- [Direction]: Can you print out the following lines word for word?

# START OF Records for this exercise

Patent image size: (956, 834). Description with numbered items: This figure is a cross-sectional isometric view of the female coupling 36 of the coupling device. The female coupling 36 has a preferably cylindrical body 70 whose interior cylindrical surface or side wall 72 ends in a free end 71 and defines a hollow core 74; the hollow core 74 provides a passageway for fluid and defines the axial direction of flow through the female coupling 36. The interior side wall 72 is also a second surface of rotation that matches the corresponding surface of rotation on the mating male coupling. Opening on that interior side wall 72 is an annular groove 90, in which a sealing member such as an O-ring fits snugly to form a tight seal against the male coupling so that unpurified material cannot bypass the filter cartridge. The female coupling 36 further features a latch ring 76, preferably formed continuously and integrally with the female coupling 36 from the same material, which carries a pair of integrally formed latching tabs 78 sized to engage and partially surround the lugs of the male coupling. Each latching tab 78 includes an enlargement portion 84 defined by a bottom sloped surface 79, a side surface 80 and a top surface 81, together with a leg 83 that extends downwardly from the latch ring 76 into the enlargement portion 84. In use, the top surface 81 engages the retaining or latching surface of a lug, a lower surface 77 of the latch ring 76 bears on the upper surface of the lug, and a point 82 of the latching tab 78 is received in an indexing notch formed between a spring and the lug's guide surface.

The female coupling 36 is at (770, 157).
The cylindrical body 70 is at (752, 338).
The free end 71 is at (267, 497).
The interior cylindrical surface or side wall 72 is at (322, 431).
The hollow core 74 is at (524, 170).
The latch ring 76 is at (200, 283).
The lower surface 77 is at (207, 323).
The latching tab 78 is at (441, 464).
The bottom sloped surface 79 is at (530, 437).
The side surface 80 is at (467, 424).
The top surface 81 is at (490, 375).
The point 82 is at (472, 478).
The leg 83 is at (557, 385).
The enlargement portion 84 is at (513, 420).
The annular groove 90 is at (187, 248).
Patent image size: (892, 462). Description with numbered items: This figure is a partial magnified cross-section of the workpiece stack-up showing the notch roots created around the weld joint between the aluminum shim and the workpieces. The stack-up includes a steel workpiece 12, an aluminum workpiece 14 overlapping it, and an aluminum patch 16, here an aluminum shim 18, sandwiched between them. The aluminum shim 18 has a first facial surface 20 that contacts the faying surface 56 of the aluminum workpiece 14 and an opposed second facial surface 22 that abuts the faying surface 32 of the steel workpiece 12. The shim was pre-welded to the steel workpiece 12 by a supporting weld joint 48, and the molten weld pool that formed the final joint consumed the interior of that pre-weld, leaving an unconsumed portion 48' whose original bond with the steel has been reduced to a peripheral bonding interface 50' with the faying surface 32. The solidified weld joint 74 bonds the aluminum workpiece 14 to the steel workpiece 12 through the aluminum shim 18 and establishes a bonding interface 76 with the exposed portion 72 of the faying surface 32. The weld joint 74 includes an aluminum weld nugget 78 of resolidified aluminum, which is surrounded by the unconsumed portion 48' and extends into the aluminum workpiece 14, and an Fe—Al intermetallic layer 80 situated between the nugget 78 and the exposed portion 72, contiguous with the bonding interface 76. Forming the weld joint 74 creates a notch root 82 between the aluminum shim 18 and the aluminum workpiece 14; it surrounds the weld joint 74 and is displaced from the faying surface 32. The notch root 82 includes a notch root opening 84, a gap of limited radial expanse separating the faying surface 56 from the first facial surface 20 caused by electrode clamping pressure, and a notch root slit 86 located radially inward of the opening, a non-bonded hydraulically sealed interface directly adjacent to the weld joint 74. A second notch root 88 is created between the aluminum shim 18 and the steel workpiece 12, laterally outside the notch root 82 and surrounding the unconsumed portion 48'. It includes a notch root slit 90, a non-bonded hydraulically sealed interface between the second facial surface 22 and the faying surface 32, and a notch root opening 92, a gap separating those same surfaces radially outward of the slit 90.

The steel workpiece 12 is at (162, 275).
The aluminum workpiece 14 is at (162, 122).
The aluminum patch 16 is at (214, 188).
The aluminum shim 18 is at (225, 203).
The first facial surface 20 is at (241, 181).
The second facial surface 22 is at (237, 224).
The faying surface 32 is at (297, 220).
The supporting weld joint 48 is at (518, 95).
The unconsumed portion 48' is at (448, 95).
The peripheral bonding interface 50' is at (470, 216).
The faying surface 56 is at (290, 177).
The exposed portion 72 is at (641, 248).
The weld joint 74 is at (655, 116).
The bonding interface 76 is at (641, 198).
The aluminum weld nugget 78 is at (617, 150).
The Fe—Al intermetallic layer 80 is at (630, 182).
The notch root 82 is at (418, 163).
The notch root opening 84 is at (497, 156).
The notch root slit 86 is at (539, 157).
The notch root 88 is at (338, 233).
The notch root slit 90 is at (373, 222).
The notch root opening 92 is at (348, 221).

# END OF Records for this exercise

- [Correct output]:
Patent image size: (956, 834). Description with numbered items: This figure is a cross-sectional isometric view of the female coupling 36 of the coupling device. The female coupling 36 has a preferably cylindrical body 70 whose interior cylindrical surface or side wall 72 ends in a free end 71 and defines a hollow core 74; the hollow core 74 provides a passageway for fluid and defines the axial direction of flow through the female coupling 36. The interior side wall 72 is also a second surface of rotation that matches the corresponding surface of rotation on the mating male coupling. Opening on that interior side wall 72 is an annular groove 90, in which a sealing member such as an O-ring fits snugly to form a tight seal against the male coupling so that unpurified material cannot bypass the filter cartridge. The female coupling 36 further features a latch ring 76, preferably formed continuously and integrally with the female coupling 36 from the same material, which carries a pair of integrally formed latching tabs 78 sized to engage and partially surround the lugs of the male coupling. Each latching tab 78 includes an enlargement portion 84 defined by a bottom sloped surface 79, a side surface 80 and a top surface 81, together with a leg 83 that extends downwardly from the latch ring 76 into the enlargement portion 84. In use, the top surface 81 engages the retaining or latching surface of a lug, a lower surface 77 of the latch ring 76 bears on the upper surface of the lug, and a point 82 of the latching tab 78 is received in an indexing notch formed between a spring and the lug's guide surface.

The female coupling 36 is at (770, 157).
The cylindrical body 70 is at (752, 338).
The free end 71 is at (267, 497).
The interior cylindrical surface or side wall 72 is at (322, 431).
The hollow core 74 is at (524, 170).
The latch ring 76 is at (200, 283).
The lower surface 77 is at (207, 323).
The latching tab 78 is at (441, 464).
The bottom sloped surface 79 is at (530, 437).
The side surface 80 is at (467, 424).
The top surface 81 is at (490, 375).
The point 82 is at (472, 478).
The leg 83 is at (557, 385).
The enlargement portion 84 is at (513, 420).
The annular groove 90 is at (187, 248).
Patent image size: (892, 462). Description with numbered items: This figure is a partial magnified cross-section of the workpiece stack-up showing the notch roots created around the weld joint between the aluminum shim and the workpieces. The stack-up includes a steel workpiece 12, an aluminum workpiece 14 overlapping it, and an aluminum patch 16, here an aluminum shim 18, sandwiched between them. The aluminum shim 18 has a first facial surface 20 that contacts the faying surface 56 of the aluminum workpiece 14 and an opposed second facial surface 22 that abuts the faying surface 32 of the steel workpiece 12. The shim was pre-welded to the steel workpiece 12 by a supporting weld joint 48, and the molten weld pool that formed the final joint consumed the interior of that pre-weld, leaving an unconsumed portion 48' whose original bond with the steel has been reduced to a peripheral bonding interface 50' with the faying surface 32. The solidified weld joint 74 bonds the aluminum workpiece 14 to the steel workpiece 12 through the aluminum shim 18 and establishes a bonding interface 76 with the exposed portion 72 of the faying surface 32. The weld joint 74 includes an aluminum weld nugget 78 of resolidified aluminum, which is surrounded by the unconsumed portion 48' and extends into the aluminum workpiece 14, and an Fe—Al intermetallic layer 80 situated between the nugget 78 and the exposed portion 72, contiguous with the bonding interface 76. Forming the weld joint 74 creates a notch root 82 between the aluminum shim 18 and the aluminum workpiece 14; it surrounds the weld joint 74 and is displaced from the faying surface 32. The notch root 82 includes a notch root opening 84, a gap of limited radial expanse separating the faying surface 56 from the first facial surface 20 caused by electrode clamping pressure, and a notch root slit 86 located radially inward of the opening, a non-bonded hydraulically sealed interface directly adjacent to the weld joint 74. A second notch root 88 is created between the aluminum shim 18 and the steel workpiece 12, laterally outside the notch root 82 and surrounding the unconsumed portion 48'. It includes a notch root slit 90, a non-bonded hydraulically sealed interface between the second facial surface 22 and the faying surface 32, and a notch root opening 92, a gap separating those same surfaces radially outward of the slit 90.

The steel workpiece 12 is at (162, 275).
The aluminum workpiece 14 is at (162, 122).
The aluminum patch 16 is at (214, 188).
The aluminum shim 18 is at (225, 203).
The first facial surface 20 is at (241, 181).
The second facial surface 22 is at (237, 224).
The faying surface 32 is at (297, 220).
The supporting weld joint 48 is at (518, 95).
The unconsumed portion 48' is at (448, 95).
The peripheral bonding interface 50' is at (470, 216).
The faying surface 56 is at (290, 177).
The exposed portion 72 is at (641, 248).
The weld joint 74 is at (655, 116).
The bonding interface 76 is at (641, 198).
The aluminum weld nugget 78 is at (617, 150).
The Fe—Al intermetallic layer 80 is at (630, 182).
The notch root 82 is at (418, 163).
The notch root opening 84 is at (497, 156).
The notch root slit 86 is at (539, 157).
The notch root 88 is at (338, 233).
The notch root slit 90 is at (373, 222).
The notch root opening 92 is at (348, 221).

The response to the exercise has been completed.